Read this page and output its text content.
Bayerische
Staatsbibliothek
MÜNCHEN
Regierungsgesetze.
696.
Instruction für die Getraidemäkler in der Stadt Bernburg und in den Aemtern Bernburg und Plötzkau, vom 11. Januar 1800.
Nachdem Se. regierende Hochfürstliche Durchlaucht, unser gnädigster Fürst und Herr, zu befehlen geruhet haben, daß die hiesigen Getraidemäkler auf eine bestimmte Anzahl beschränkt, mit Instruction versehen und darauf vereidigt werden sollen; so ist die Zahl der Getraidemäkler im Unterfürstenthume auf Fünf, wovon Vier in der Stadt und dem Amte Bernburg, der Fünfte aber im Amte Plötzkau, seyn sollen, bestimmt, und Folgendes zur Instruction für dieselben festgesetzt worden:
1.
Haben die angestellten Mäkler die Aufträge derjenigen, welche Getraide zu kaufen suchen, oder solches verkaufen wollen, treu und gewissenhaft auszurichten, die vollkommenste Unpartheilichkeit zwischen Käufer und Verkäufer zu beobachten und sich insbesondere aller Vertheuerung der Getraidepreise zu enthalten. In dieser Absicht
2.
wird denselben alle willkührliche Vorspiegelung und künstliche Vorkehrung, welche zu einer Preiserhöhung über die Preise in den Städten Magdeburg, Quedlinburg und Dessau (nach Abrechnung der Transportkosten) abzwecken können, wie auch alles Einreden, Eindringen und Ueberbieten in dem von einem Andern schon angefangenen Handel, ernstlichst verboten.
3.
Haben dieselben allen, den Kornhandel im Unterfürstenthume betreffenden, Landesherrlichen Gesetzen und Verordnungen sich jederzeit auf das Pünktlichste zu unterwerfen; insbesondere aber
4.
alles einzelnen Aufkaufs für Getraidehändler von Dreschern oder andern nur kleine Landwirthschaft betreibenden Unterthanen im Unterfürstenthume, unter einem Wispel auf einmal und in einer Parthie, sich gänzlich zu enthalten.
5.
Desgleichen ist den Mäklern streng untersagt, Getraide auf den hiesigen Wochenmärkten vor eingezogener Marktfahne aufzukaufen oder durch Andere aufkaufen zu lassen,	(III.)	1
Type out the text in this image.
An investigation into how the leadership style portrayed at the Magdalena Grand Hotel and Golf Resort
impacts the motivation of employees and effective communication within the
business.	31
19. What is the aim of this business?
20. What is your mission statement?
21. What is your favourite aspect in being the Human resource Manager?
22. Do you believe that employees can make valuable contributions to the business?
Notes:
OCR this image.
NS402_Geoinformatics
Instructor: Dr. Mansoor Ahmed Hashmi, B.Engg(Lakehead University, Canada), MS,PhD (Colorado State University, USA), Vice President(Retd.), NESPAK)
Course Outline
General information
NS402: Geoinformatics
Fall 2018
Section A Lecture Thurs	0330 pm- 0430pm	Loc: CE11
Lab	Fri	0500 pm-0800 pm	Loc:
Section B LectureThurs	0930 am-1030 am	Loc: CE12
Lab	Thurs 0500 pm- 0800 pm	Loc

──────────────────────────────

## AIM:
Write out all the data again, exactly as it appears.

## EXERCISE RESPONSE:
Read this page and output its text content.
Bayerische
Staatsbibliothek
MÜNCHEN
Regierungsgesetze.
696.
Instruction für die Getraidemäkler in der Stadt Bernburg und in den Aemtern Bernburg und Plötzkau, vom 11. Januar 1800.
Nachdem Se. regierende Hochfürstliche Durchlaucht, unser gnädigster Fürst und Herr, zu befehlen geruhet haben, daß die hiesigen Getraidemäkler auf eine bestimmte Anzahl beschränkt, mit Instruction versehen und darauf vereidigt werden sollen; so ist die Zahl der Getraidemäkler im Unterfürstenthume auf Fünf, wovon Vier in der Stadt und dem Amte Bernburg, der Fünfte aber im Amte Plötzkau, seyn sollen, bestimmt, und Folgendes zur Instruction für dieselben festgesetzt worden:
1.
Haben die angestellten Mäkler die Aufträge derjenigen, welche Getraide zu kaufen suchen, oder solches verkaufen wollen, treu und gewissenhaft auszurichten, die vollkommenste Unpartheilichkeit zwischen Käufer und Verkäufer zu beobachten und sich insbesondere aller Vertheuerung der Getraidepreise zu enthalten. In dieser Absicht
2.
wird denselben alle willkührliche Vorspiegelung und künstliche Vorkehrung, welche zu einer Preiserhöhung über die Preise in den Städten Magdeburg, Quedlinburg und Dessau (nach Abrechnung der Transportkosten) abzwecken können, wie auch alles Einreden, Eindringen und Ueberbieten in dem von einem Andern schon angefangenen Handel, ernstlichst verboten.
3.
Haben dieselben allen, den Kornhandel im Unterfürstenthume betreffenden, Landesherrlichen Gesetzen und Verordnungen sich jederzeit auf das Pünktlichste zu unterwerfen; insbesondere aber
4.
alles einzelnen Aufkaufs für Getraidehändler von Dreschern oder andern nur kleine Landwirthschaft betreibenden Unterthanen im Unterfürstenthume, unter einem Wispel auf einmal und in einer Parthie, sich gänzlich zu enthalten.
5.
Desgleichen ist den Mäklern streng untersagt, Getraide auf den hiesigen Wochenmärkten vor eingezogener Marktfahne aufzukaufen oder durch Andere aufkaufen zu lassen,	(III.)	1
Type out the text in this image.
An investigation into how the leadership style portrayed at the Magdalena Grand Hotel and Golf Resort
impacts the motivation of employees and effective communication within the
business.	31
19. What is the aim of this business?
20. What is your mission statement?
21. What is your favourite aspect in being the Human resource Manager?
22. Do you believe that employees can make valuable contributions to the business?
Notes:
OCR this image.
NS402_Geoinformatics
Instructor: Dr. Mansoor Ahmed Hashmi, B.Engg(Lakehead University, Canada), MS,PhD (Colorado State University, USA), Vice President(Retd.), NESPAK)
Course Outline
General information
NS402: Geoinformatics
Fall 2018
Section A Lecture Thurs	0330 pm- 0430pm	Loc: CE11
Lab	Fri	0500 pm-0800 pm	Loc:
Section B LectureThurs	0930 am-1030 am	Loc: CE12
Lab	Thurs 0500 pm- 0800 pm	Loc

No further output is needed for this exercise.